[Records from a data collection]
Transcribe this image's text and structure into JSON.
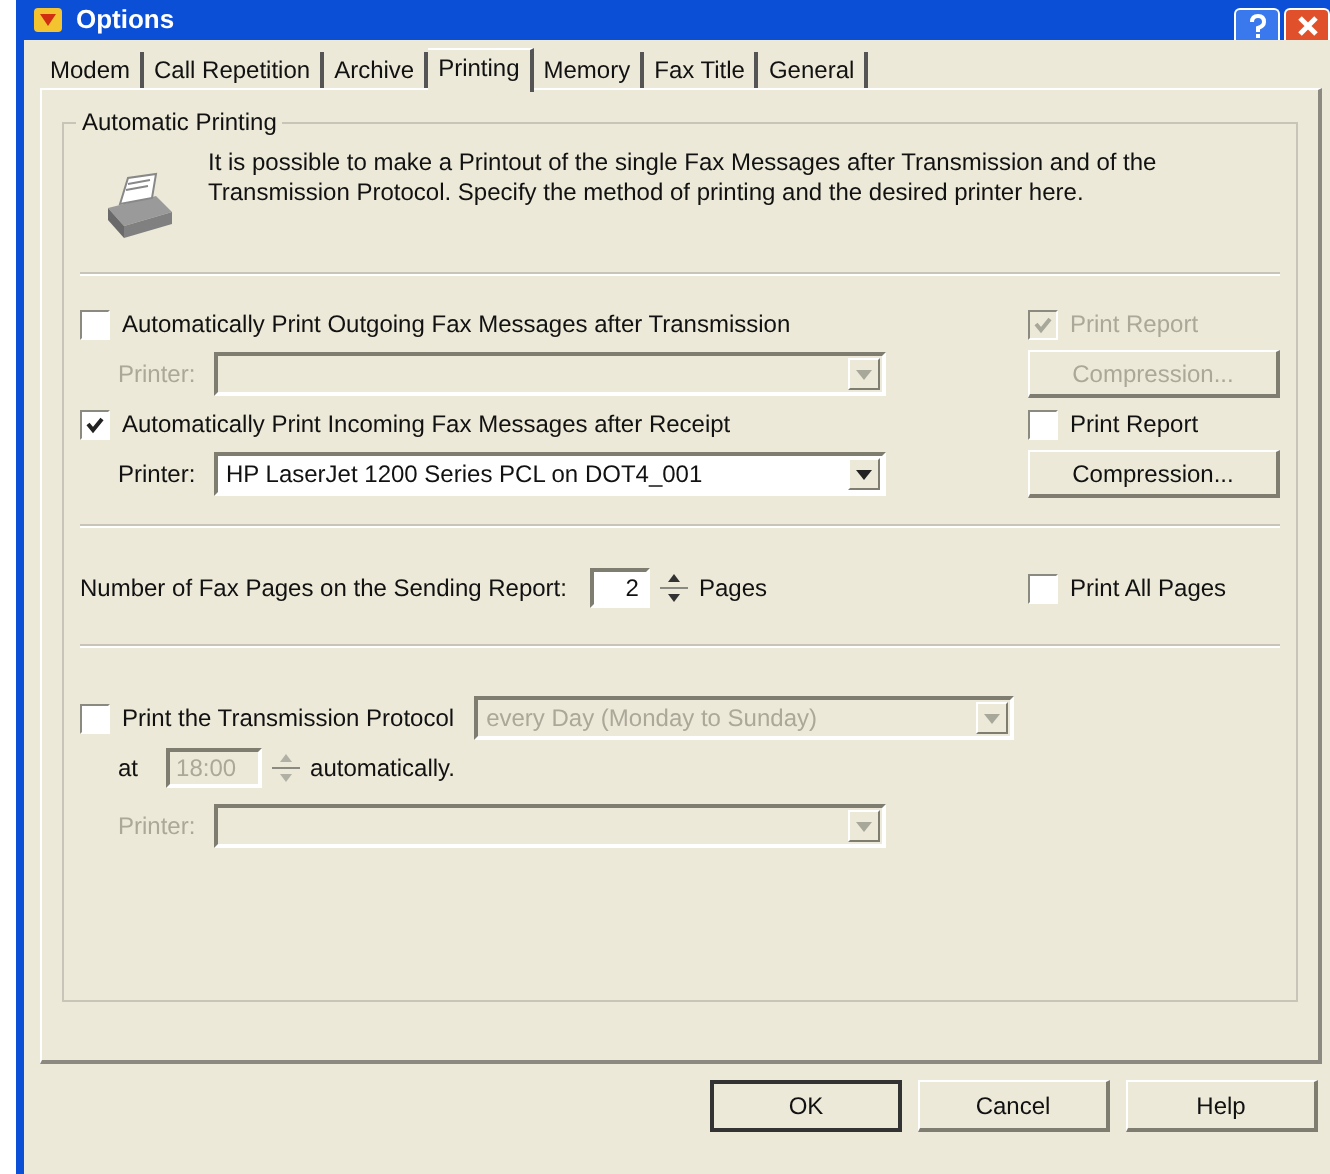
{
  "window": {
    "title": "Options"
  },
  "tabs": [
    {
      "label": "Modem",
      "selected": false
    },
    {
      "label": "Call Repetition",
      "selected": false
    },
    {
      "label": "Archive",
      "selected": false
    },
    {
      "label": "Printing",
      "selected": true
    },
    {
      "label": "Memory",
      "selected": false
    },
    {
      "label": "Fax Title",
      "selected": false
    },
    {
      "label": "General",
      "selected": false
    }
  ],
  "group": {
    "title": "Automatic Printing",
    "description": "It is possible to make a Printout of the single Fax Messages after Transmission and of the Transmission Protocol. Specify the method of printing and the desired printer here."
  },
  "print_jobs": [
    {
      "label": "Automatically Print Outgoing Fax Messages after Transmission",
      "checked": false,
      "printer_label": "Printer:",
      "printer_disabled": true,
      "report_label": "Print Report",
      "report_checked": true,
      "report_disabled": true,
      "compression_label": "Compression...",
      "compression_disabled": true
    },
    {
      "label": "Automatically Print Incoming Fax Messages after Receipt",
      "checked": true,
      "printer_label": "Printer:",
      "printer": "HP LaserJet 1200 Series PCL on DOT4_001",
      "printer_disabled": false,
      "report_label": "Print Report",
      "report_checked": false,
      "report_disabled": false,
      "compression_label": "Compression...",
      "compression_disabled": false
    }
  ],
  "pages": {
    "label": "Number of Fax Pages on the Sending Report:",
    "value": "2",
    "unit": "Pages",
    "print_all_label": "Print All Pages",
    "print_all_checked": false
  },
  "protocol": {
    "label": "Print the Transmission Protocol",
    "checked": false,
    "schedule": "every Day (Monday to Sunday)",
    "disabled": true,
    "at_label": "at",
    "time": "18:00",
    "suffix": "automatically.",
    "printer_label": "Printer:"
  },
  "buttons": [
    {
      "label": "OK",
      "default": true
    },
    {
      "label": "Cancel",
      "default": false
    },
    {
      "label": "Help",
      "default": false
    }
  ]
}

## YOUR OBJECTIVE
Check each line above for "true" and return the ones that have it.

## TASK RESPONSE
      "selected": true
      "printer_disabled": true,
      "report_checked": true,
      "report_disabled": true,
      "compression_disabled": true
      "checked": true,
    "disabled": true,
      "default": true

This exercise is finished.